Give every line of the data below as a Markdown table with the columns "Row" and "Data line," numbering the rows and skipping blank lines. Leave the pictures out of the table.

══ DATASET ROWS

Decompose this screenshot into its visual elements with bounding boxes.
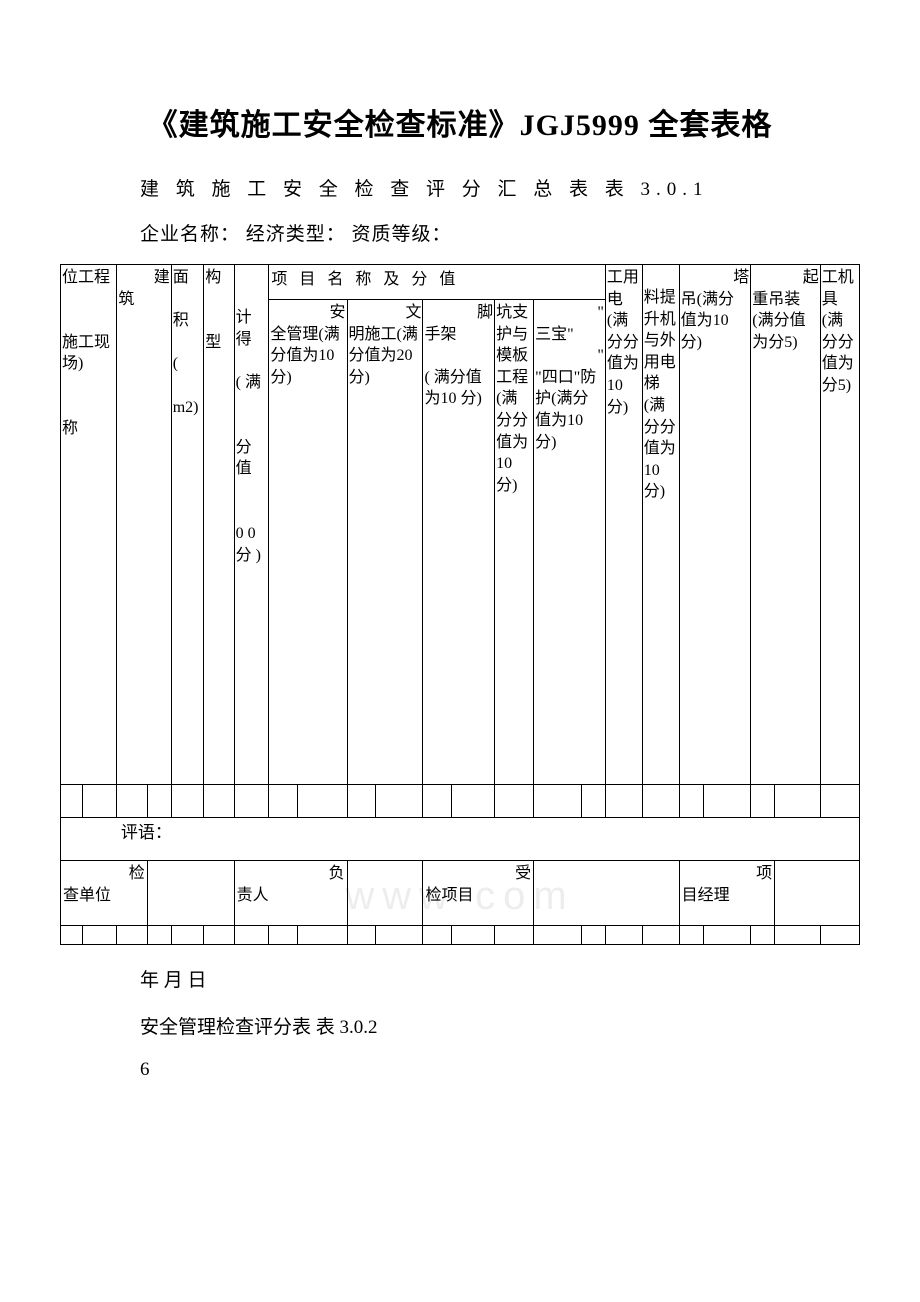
meta-line: 企业名称： 经济类型： 资质等级： xyxy=(140,219,860,246)
col-project-name: 位工程 施工现场) 称 xyxy=(61,265,117,785)
col-lifting: 起 重吊装(满分值为分5) xyxy=(751,265,820,785)
footer-line-2: 6 xyxy=(140,1059,860,1081)
doc-title: 《建筑施工安全检查标准》JGJ5999 全套表格 xyxy=(60,100,860,144)
col-three-treasure: " 三宝" " "四口"防护(满分值为10 分) xyxy=(534,300,606,785)
main-table: 位工程 施工现场) 称 建 筑 面 积 ( m2 xyxy=(60,264,860,945)
col-structure: 构 型 xyxy=(204,265,234,785)
table-subtitle: 建 筑 施 工 安 全 检 查 评 分 汇 总 表 表 3.0.1 xyxy=(140,174,860,201)
col-pit-support: 坑支护与模板工程(满分分值为10分) xyxy=(495,300,534,785)
col-safety-mgmt: 安 全管理(满分值为10 分) xyxy=(269,300,347,785)
col-civilized: 文 明施工(满分值为20 分) xyxy=(347,300,423,785)
col-building: 建 筑 xyxy=(117,265,171,785)
date-line: 年 月 日 xyxy=(140,965,860,992)
col-elevator: 料提升机与外用电梯(满分分值为10分) xyxy=(642,265,679,785)
col-machinery: 工机具(满分分值为分5) xyxy=(820,265,859,785)
col-scaffold: 脚 手架 ( 满分值为10 分) xyxy=(423,300,495,785)
col-electric: 工用电(满分分值为10分) xyxy=(605,265,642,785)
col-total-score: 计得 ( 满 分值 0 0 分 ) xyxy=(234,265,269,785)
col-area: 面 积 ( m2) xyxy=(171,265,204,785)
header-span: 项 目 名 称 及 分 值 xyxy=(269,265,606,300)
footer-line-1: 安全管理检查评分表 表 3.0.2 xyxy=(140,1012,860,1039)
signature-row: 检 查单位 负 责人 受 检项目 项 目经理 xyxy=(61,861,860,926)
data-row-blank xyxy=(61,785,860,818)
col-tower-crane: 塔 吊(满分值为10 分) xyxy=(679,265,751,785)
comment-row: 评语： xyxy=(61,818,860,861)
thin-row xyxy=(61,926,860,945)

════

TASK ANSWER:
| Row | Data line |
|---|---|
| 1 | Decompose this screenshot into its visual elements with bounding boxes. |
| 2 | meta-line: 企业名称： 经济类型： 资质等级： xyxy=(140,219,860,246) |
| 3 | col-project-name: 位工程 施工现场) 称 xyxy=(61,265,117,785) |
| 4 | col-lifting: 起 重吊装(满分值为分5) xyxy=(751,265,820,785) |
| 5 | footer-line-2: 6 xyxy=(140,1059,860,1081) |
| 6 | doc-title: 《建筑施工安全检查标准》JGJ5999 全套表格 xyxy=(60,100,860,144) |
| 7 | col-three-treasure: " 三宝" " "四口"防护(满分值为10 分) xyxy=(534,300,606,785) |
| 8 | main-table: 位工程 施工现场) 称 建 筑 面 积 ( m2 xyxy=(60,264,860,945) |
| 9 | col-structure: 构 型 xyxy=(204,265,234,785) |
| 10 | table-subtitle: 建 筑 施 工 安 全 检 查 评 分 汇 总 表 表 3.0.1 xyxy=(140,174,860,201) |
| 11 | col-pit-support: 坑支护与模板工程(满分分值为10分) xyxy=(495,300,534,785) |
| 12 | col-safety-mgmt: 安 全管理(满分值为10 分) xyxy=(269,300,347,785) |
| 13 | col-civilized: 文 明施工(满分值为20 分) xyxy=(347,300,423,785) |
| 14 | col-building: 建 筑 xyxy=(117,265,171,785) |
| 15 | date-line: 年 月 日 xyxy=(140,965,860,992) |
| 16 | col-elevator: 料提升机与外用电梯(满分分值为10分) xyxy=(642,265,679,785) |
| 17 | col-machinery: 工机具(满分分值为分5) xyxy=(820,265,859,785) |
| 18 | col-scaffold: 脚 手架 ( 满分值为10 分) xyxy=(423,300,495,785) |
| 19 | col-electric: 工用电(满分分值为10分) xyxy=(605,265,642,785) |
| 20 | col-total-score: 计得 ( 满 分值 0 0 分 ) xyxy=(234,265,269,785) |
| 21 | col-area: 面 积 ( m2) xyxy=(171,265,204,785) |
| 22 | header-span: 项 目 名 称 及 分 值 xyxy=(269,265,606,300) |
| 23 | footer-line-1: 安全管理检查评分表 表 3.0.2 xyxy=(140,1012,860,1039) |
| 24 | signature-row: 检 查单位 负 责人 受 检项目 项 目经理 xyxy=(61,861,860,926) |
| 25 | data-row-blank xyxy=(61,785,860,818) |
| 26 | col-tower-crane: 塔 吊(满分值为10 分) xyxy=(679,265,751,785) |
| 27 | comment-row: 评语： xyxy=(61,818,860,861) |
| 28 | thin-row xyxy=(61,926,860,945) |